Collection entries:
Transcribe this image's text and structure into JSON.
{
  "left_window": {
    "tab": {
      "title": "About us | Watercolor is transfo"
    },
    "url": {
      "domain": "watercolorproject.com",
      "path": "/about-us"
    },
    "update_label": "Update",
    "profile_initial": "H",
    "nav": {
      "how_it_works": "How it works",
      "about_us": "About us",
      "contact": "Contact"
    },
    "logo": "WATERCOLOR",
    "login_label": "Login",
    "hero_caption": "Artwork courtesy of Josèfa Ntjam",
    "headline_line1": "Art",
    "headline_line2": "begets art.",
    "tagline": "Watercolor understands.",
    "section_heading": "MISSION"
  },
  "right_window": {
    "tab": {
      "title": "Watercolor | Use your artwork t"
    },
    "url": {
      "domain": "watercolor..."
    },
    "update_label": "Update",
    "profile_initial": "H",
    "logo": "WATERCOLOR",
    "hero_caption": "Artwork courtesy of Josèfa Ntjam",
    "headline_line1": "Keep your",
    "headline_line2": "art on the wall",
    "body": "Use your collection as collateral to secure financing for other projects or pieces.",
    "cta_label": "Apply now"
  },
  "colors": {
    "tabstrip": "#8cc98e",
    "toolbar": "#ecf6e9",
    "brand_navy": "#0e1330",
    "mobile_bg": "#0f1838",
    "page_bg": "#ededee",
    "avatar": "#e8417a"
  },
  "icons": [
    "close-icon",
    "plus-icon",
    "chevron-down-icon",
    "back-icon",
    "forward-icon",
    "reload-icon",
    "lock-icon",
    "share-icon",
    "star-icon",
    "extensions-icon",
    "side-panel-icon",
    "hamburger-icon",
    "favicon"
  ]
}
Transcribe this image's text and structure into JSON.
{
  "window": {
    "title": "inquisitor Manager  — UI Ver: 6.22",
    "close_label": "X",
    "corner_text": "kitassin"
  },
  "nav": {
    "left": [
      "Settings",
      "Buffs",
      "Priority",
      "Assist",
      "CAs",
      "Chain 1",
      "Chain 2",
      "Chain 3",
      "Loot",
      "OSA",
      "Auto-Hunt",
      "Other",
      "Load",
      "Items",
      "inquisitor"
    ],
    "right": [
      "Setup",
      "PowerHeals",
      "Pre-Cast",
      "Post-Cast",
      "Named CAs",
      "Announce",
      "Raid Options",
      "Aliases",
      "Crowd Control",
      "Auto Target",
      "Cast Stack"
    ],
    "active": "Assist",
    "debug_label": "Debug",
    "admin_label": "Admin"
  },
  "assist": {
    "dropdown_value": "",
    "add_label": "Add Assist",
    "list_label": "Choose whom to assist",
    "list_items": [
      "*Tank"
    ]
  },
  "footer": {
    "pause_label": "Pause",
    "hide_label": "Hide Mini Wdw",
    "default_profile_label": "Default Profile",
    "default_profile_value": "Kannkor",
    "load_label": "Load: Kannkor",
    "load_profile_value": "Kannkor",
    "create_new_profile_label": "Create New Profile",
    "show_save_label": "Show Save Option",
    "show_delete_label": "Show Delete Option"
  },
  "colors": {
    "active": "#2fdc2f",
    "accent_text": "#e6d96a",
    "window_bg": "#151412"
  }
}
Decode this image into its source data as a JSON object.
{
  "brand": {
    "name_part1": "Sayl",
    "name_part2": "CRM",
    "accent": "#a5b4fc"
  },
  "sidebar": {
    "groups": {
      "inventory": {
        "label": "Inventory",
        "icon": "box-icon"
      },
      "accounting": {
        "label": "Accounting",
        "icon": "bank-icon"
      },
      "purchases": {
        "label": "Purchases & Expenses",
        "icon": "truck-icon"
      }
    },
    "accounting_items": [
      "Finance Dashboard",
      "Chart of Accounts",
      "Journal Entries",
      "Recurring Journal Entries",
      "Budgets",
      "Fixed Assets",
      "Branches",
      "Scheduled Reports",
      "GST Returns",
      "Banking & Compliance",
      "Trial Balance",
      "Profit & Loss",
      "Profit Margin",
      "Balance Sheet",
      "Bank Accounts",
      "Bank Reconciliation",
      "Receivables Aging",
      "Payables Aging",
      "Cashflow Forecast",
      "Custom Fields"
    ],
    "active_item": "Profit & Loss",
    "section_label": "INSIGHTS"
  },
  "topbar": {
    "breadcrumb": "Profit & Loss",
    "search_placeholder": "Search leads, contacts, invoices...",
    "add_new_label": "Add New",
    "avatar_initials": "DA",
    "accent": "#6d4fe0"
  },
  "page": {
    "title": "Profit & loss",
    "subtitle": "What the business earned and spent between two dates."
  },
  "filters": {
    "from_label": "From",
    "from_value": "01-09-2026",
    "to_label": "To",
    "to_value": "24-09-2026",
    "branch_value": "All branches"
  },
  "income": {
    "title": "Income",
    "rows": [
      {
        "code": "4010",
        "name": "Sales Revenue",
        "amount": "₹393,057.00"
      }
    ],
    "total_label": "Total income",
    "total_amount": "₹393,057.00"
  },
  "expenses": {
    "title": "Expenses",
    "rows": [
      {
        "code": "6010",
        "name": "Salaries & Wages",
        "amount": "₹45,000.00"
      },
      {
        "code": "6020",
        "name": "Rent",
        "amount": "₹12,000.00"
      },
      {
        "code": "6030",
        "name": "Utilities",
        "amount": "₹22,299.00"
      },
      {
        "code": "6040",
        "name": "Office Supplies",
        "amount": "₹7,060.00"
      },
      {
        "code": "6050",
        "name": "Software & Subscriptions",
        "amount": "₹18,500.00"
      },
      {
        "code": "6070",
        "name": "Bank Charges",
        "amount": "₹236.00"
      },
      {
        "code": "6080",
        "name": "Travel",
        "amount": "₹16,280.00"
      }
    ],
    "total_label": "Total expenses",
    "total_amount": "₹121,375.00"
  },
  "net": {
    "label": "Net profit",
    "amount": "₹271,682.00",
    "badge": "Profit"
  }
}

• [Goal]
Every record should be repeated exactly; please leave none out.

• [Answer to the task]
Transcribe this image's text and structure into JSON.
{
  "left_window": {
    "tab": {
      "title": "About us | Watercolor is transfo"
    },
    "url": {
      "domain": "watercolorproject.com",
      "path": "/about-us"
    },
    "update_label": "Update",
    "profile_initial": "H",
    "nav": {
      "how_it_works": "How it works",
      "about_us": "About us",
      "contact": "Contact"
    },
    "logo": "WATERCOLOR",
    "login_label": "Login",
    "hero_caption": "Artwork courtesy of Josèfa Ntjam",
    "headline_line1": "Art",
    "headline_line2": "begets art.",
    "tagline": "Watercolor understands.",
    "section_heading": "MISSION"
  },
  "right_window": {
    "tab": {
      "title": "Watercolor | Use your artwork t"
    },
    "url": {
      "domain": "watercolor..."
    },
    "update_label": "Update",
    "profile_initial": "H",
    "logo": "WATERCOLOR",
    "hero_caption": "Artwork courtesy of Josèfa Ntjam",
    "headline_line1": "Keep your",
    "headline_line2": "art on the wall",
    "body": "Use your collection as collateral to secure financing for other projects or pieces.",
    "cta_label": "Apply now"
  },
  "colors": {
    "tabstrip": "#8cc98e",
    "toolbar": "#ecf6e9",
    "brand_navy": "#0e1330",
    "mobile_bg": "#0f1838",
    "page_bg": "#ededee",
    "avatar": "#e8417a"
  },
  "icons": [
    "close-icon",
    "plus-icon",
    "chevron-down-icon",
    "back-icon",
    "forward-icon",
    "reload-icon",
    "lock-icon",
    "share-icon",
    "star-icon",
    "extensions-icon",
    "side-panel-icon",
    "hamburger-icon",
    "favicon"
  ]
}
Transcribe this image's text and structure into JSON.
{
  "window": {
    "title": "inquisitor Manager  — UI Ver: 6.22",
    "close_label": "X",
    "corner_text": "kitassin"
  },
  "nav": {
    "left": [
      "Settings",
      "Buffs",
      "Priority",
      "Assist",
      "CAs",
      "Chain 1",
      "Chain 2",
      "Chain 3",
      "Loot",
      "OSA",
      "Auto-Hunt",
      "Other",
      "Load",
      "Items",
      "inquisitor"
    ],
    "right": [
      "Setup",
      "PowerHeals",
      "Pre-Cast",
      "Post-Cast",
      "Named CAs",
      "Announce",
      "Raid Options",
      "Aliases",
      "Crowd Control",
      "Auto Target",
      "Cast Stack"
    ],
    "active": "Assist",
    "debug_label": "Debug",
    "admin_label": "Admin"
  },
  "assist": {
    "dropdown_value": "",
    "add_label": "Add Assist",
    "list_label": "Choose whom to assist",
    "list_items": [
      "*Tank"
    ]
  },
  "footer": {
    "pause_label": "Pause",
    "hide_label": "Hide Mini Wdw",
    "default_profile_label": "Default Profile",
    "default_profile_value": "Kannkor",
    "load_label": "Load: Kannkor",
    "load_profile_value": "Kannkor",
    "create_new_profile_label": "Create New Profile",
    "show_save_label": "Show Save Option",
    "show_delete_label": "Show Delete Option"
  },
  "colors": {
    "active": "#2fdc2f",
    "accent_text": "#e6d96a",
    "window_bg": "#151412"
  }
}
Decode this image into its source data as a JSON object.
{
  "brand": {
    "name_part1": "Sayl",
    "name_part2": "CRM",
    "accent": "#a5b4fc"
  },
  "sidebar": {
    "groups": {
      "inventory": {
        "label": "Inventory",
        "icon": "box-icon"
      },
      "accounting": {
        "label": "Accounting",
        "icon": "bank-icon"
      },
      "purchases": {
        "label": "Purchases & Expenses",
        "icon": "truck-icon"
      }
    },
    "accounting_items": [
      "Finance Dashboard",
      "Chart of Accounts",
      "Journal Entries",
      "Recurring Journal Entries",
      "Budgets",
      "Fixed Assets",
      "Branches",
      "Scheduled Reports",
      "GST Returns",
      "Banking & Compliance",
      "Trial Balance",
      "Profit & Loss",
      "Profit Margin",
      "Balance Sheet",
      "Bank Accounts",
      "Bank Reconciliation",
      "Receivables Aging",
      "Payables Aging",
      "Cashflow Forecast",
      "Custom Fields"
    ],
    "active_item": "Profit & Loss",
    "section_label": "INSIGHTS"
  },
  "topbar": {
    "breadcrumb": "Profit & Loss",
    "search_placeholder": "Search leads, contacts, invoices...",
    "add_new_label": "Add New",
    "avatar_initials": "DA",
    "accent": "#6d4fe0"
  },
  "page": {
    "title": "Profit & loss",
    "subtitle": "What the business earned and spent between two dates."
  },
  "filters": {
    "from_label": "From",
    "from_value": "01-09-2026",
    "to_label": "To",
    "to_value": "24-09-2026",
    "branch_value": "All branches"
  },
  "income": {
    "title": "Income",
    "rows": [
      {
        "code": "4010",
        "name": "Sales Revenue",
        "amount": "₹393,057.00"
      }
    ],
    "total_label": "Total income",
    "total_amount": "₹393,057.00"
  },
  "expenses": {
    "title": "Expenses",
    "rows": [
      {
        "code": "6010",
        "name": "Salaries & Wages",
        "amount": "₹45,000.00"
      },
      {
        "code": "6020",
        "name": "Rent",
        "amount": "₹12,000.00"
      },
      {
        "code": "6030",
        "name": "Utilities",
        "amount": "₹22,299.00"
      },
      {
        "code": "6040",
        "name": "Office Supplies",
        "amount": "₹7,060.00"
      },
      {
        "code": "6050",
        "name": "Software & Subscriptions",
        "amount": "₹18,500.00"
      },
      {
        "code": "6070",
        "name": "Bank Charges",
        "amount": "₹236.00"
      },
      {
        "code": "6080",
        "name": "Travel",
        "amount": "₹16,280.00"
      }
    ],
    "total_label": "Total expenses",
    "total_amount": "₹121,375.00"
  },
  "net": {
    "label": "Net profit",
    "amount": "₹271,682.00",
    "badge": "Profit"
  }
}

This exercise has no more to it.